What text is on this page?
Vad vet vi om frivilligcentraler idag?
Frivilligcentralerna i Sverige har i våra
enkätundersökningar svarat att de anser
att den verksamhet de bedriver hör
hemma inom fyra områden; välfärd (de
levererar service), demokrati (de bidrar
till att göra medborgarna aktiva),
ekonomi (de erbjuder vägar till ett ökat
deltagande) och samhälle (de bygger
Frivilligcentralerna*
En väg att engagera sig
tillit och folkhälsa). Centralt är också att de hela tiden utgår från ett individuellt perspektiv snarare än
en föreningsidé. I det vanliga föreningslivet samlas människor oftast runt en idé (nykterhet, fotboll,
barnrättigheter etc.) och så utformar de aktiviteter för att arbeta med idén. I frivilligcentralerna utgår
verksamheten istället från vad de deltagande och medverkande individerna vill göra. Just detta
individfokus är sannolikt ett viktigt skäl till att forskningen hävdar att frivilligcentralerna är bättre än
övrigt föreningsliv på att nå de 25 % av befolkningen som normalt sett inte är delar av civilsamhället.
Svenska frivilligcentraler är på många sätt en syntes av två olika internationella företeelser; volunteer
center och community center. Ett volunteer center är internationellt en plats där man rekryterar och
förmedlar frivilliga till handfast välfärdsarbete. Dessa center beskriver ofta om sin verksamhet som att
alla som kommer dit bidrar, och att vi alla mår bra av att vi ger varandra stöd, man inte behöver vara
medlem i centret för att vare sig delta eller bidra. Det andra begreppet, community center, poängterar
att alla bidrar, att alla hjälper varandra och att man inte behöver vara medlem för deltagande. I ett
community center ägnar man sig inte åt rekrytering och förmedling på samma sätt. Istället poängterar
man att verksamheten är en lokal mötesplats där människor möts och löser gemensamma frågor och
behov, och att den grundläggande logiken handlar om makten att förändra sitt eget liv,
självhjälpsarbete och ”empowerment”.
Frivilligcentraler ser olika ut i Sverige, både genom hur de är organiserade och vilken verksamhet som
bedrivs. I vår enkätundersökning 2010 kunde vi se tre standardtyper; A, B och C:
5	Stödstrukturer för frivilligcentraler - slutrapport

▸ Task objective: Give all the records above again, wording unchanged.

▸ Answer space:
What text is on this page?
Vad vet vi om frivilligcentraler idag?
Frivilligcentralerna i Sverige har i våra
enkätundersökningar svarat att de anser
att den verksamhet de bedriver hör
hemma inom fyra områden; välfärd (de
levererar service), demokrati (de bidrar
till att göra medborgarna aktiva),
ekonomi (de erbjuder vägar till ett ökat
deltagande) och samhälle (de bygger
Frivilligcentralerna*
En väg att engagera sig
tillit och folkhälsa). Centralt är också att de hela tiden utgår från ett individuellt perspektiv snarare än
en föreningsidé. I det vanliga föreningslivet samlas människor oftast runt en idé (nykterhet, fotboll,
barnrättigheter etc.) och så utformar de aktiviteter för att arbeta med idén. I frivilligcentralerna utgår
verksamheten istället från vad de deltagande och medverkande individerna vill göra. Just detta
individfokus är sannolikt ett viktigt skäl till att forskningen hävdar att frivilligcentralerna är bättre än
övrigt föreningsliv på att nå de 25 % av befolkningen som normalt sett inte är delar av civilsamhället.
Svenska frivilligcentraler är på många sätt en syntes av två olika internationella företeelser; volunteer
center och community center. Ett volunteer center är internationellt en plats där man rekryterar och
förmedlar frivilliga till handfast välfärdsarbete. Dessa center beskriver ofta om sin verksamhet som att
alla som kommer dit bidrar, och att vi alla mår bra av att vi ger varandra stöd, man inte behöver vara
medlem i centret för att vare sig delta eller bidra. Det andra begreppet, community center, poängterar
att alla bidrar, att alla hjälper varandra och att man inte behöver vara medlem för deltagande. I ett
community center ägnar man sig inte åt rekrytering och förmedling på samma sätt. Istället poängterar
man att verksamheten är en lokal mötesplats där människor möts och löser gemensamma frågor och
behov, och att den grundläggande logiken handlar om makten att förändra sitt eget liv,
självhjälpsarbete och ”empowerment”.
Frivilligcentraler ser olika ut i Sverige, både genom hur de är organiserade och vilken verksamhet som
bedrivs. I vår enkätundersökning 2010 kunde vi se tre standardtyper; A, B och C:
5	Stödstrukturer för frivilligcentraler - slutrapport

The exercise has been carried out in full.